### Text segment
--- Begin ---
March 12 @ 6:00 pm - 8:00 pm

Join us for a talk with Gabriela Cano who will talk about Queer Atmospheres and Festive Male Travesties in XX Century Modernizing Mexico City.

The talk will be held on March 12th from 6 PM to 8 PM in room 802 of the International Affairs Building – 420 West 118th Street.

Gabriela Cano is a historian of twentieth century Mexico. She is based in Mexico City where she is Professor at El Colegio de México. Her publications focus on the history of gender and sexualities in Mexico. She has authored Se llamaba Elena Arizmendi (Tusquets, 2010) and coauthored Amalia de Castillo Ledón. Entre las letras, el poder y la diplomacia (Ciudad Victoria, 2016). She coedited Historia de las mujeres en España y América Latina (Madrid, Cátedra, 2006) Gender, power and politics in Modern Mexico (Duke University Press, 2006). Her research has appeared in journals and edited volumes published in Mexico, the United States, Spain and Brazil. Her current interests include the history of feminism and in Mexico and Latin America. She has served as director of the Gender Studies Program at El Colegio de México and has held visiting academic positions at Stanford University and Columbia University.  During the 2019 Spring  semester she is Tinker Visiting Professor at ILAS.
--- End ---
### Set tasks
a: Condense the paragraph of the event announcement that begins "Gabriela Cano is a historian" into a bulleted list that keeps its main facts.
b: Alter the event announcement starting with "March 12 @ 6:00" and going on through "Modernizing Mexico City.", swapping "Festive" for "Celebratory".
Rely only on the event announcement for everything here.

### Supplied data
--- Begin ---
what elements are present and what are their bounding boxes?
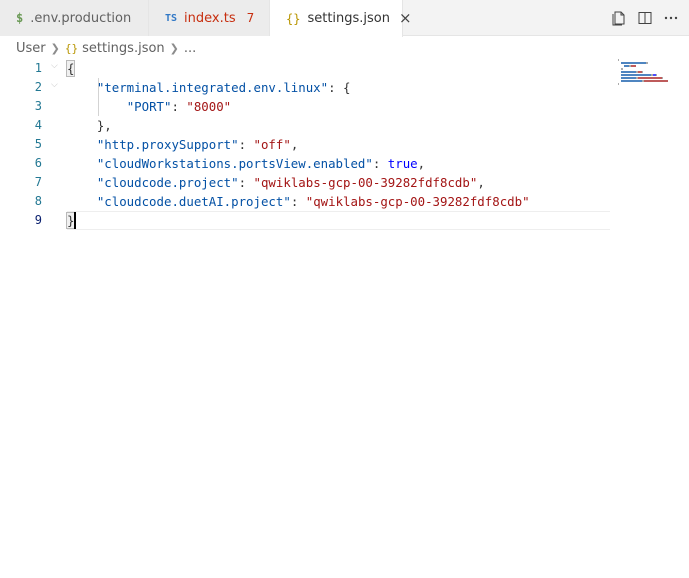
--- End ---
### Solved tasks
a:
- Historian of twentieth-century Mexico, based in Mexico City as Professor at El Colegio de México
- Publications focus on the history of gender and sexualities in Mexico
- Author of Se llamaba Elena Arizmendi (Tusquets, 2010)
- Coauthor of Amalia de Castillo Ledón. Entre las letras, el poder y la diplomacia (Ciudad Victoria, 2016)
- Coeditor of Historia de las mujeres en España y América Latina (Madrid, Cátedra, 2006) and Gender, power and politics in Modern Mexico (Duke University Press, 2006)
- Research published in journals and edited volumes in Mexico, the United States, Spain and Brazil
- Current interests include the history of feminism in Mexico and Latin America
- Former director of the Gender Studies Program at El Colegio de México
- Held visiting academic positions at Stanford University and Columbia University
- Tinker Visiting Professor at ILAS during the 2019 Spring semester

b:
March 12 @ 6:00 pm - 8:00 pm

Join us for a talk with Gabriela Cano who will talk about Queer Atmospheres and Celebratory Male Travesties in XX Century Modernizing Mexico City.